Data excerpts
• • • • •
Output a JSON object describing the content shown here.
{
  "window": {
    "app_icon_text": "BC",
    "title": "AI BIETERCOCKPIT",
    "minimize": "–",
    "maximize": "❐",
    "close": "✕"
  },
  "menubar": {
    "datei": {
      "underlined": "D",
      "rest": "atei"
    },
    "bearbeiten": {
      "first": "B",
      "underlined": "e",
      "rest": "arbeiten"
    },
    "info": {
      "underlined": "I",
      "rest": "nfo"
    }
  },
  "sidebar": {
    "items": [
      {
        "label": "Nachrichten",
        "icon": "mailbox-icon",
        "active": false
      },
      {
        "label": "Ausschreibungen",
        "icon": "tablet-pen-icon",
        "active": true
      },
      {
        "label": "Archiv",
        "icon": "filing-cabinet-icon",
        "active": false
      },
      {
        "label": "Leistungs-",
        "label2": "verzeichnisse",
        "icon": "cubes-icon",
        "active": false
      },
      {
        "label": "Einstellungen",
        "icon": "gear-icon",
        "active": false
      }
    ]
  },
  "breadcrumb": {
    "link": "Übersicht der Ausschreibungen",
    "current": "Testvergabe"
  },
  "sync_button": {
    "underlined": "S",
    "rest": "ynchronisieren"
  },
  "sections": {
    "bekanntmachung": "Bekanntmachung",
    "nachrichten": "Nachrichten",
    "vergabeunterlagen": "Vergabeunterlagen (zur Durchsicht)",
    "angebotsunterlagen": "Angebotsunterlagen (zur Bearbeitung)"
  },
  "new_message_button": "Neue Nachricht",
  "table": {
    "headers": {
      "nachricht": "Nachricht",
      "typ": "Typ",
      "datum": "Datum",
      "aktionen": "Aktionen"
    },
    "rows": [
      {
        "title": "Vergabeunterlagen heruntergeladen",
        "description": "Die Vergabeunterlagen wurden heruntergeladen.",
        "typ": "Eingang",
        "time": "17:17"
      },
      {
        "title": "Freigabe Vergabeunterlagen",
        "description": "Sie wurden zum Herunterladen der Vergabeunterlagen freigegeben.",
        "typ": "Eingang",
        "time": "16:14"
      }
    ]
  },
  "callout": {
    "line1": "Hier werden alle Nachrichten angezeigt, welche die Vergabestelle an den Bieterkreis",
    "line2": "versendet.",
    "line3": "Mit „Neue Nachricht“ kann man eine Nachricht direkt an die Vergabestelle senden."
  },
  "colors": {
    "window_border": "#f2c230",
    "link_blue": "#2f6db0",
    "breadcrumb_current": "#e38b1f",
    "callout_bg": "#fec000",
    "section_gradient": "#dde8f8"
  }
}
• • • • •
REQUIREMENTS: Using the listing, copy every line where the word "rest" shows up.

CORRECT RESPONSE:
      "rest": "atei"
      "rest": "arbeiten"
      "rest": "nfo"
    "rest": "ynchronisieren"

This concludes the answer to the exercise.